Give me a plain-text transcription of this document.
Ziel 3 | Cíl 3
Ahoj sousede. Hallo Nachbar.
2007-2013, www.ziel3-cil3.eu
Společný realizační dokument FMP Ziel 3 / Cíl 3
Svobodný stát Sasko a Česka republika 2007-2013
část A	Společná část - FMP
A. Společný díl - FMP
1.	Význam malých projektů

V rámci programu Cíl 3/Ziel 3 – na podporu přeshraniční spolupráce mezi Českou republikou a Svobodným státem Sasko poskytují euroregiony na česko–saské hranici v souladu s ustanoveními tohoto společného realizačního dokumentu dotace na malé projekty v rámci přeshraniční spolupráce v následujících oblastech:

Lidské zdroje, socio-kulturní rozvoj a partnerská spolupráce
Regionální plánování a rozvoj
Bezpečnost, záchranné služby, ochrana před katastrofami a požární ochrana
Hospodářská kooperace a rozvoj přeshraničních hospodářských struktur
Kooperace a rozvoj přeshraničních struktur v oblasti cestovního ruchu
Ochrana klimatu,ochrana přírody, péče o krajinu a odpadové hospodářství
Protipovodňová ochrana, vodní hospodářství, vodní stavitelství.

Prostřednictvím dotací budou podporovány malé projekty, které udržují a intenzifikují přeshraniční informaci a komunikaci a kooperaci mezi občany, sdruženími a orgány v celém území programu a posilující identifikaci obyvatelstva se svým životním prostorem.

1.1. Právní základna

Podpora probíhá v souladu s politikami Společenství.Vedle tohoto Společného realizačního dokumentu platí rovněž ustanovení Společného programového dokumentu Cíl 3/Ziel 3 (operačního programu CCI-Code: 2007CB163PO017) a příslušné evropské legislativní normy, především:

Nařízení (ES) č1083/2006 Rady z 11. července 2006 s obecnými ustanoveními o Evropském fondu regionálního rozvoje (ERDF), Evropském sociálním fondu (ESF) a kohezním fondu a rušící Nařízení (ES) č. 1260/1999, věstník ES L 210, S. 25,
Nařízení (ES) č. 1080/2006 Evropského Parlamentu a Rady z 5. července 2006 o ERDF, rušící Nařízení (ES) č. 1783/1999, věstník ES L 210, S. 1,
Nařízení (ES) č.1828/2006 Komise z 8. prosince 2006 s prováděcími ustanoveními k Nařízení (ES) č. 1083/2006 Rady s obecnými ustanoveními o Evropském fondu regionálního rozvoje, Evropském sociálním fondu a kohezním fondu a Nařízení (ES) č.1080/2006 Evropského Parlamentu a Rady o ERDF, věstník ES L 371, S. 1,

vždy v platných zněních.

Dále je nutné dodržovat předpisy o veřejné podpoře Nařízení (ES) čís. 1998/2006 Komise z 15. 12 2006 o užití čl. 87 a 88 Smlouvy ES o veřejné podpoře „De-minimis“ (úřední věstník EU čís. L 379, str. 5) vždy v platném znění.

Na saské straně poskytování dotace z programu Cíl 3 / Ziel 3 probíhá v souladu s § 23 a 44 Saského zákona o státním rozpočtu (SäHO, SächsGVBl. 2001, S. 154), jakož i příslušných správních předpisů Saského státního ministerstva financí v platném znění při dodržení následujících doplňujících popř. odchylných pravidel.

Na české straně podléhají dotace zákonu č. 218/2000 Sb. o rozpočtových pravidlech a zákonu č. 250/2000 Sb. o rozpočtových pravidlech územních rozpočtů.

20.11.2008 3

+ + +

[Short task]: Extract, from the material above, each line holding the word "realizačního".

[Response]:
V rámci programu Cíl 3/Ziel 3 – na podporu přeshraniční spolupráce mezi Českou republikou a Svobodným státem Sasko poskytují euroregiony na česko–saské hranici v souladu s ustanoveními tohoto společného realizačního dokumentu dotace na malé projekty v rámci přeshraniční spolupráce v následujících oblastech:
Podpora probíhá v souladu s politikami Společenství.Vedle tohoto Společného realizačního dokumentu platí rovněž ustanovení Společného programového dokumentu Cíl 3/Ziel 3 (operačního programu CCI-Code: 2007CB163PO017) a příslušné evropské legislativní normy, především:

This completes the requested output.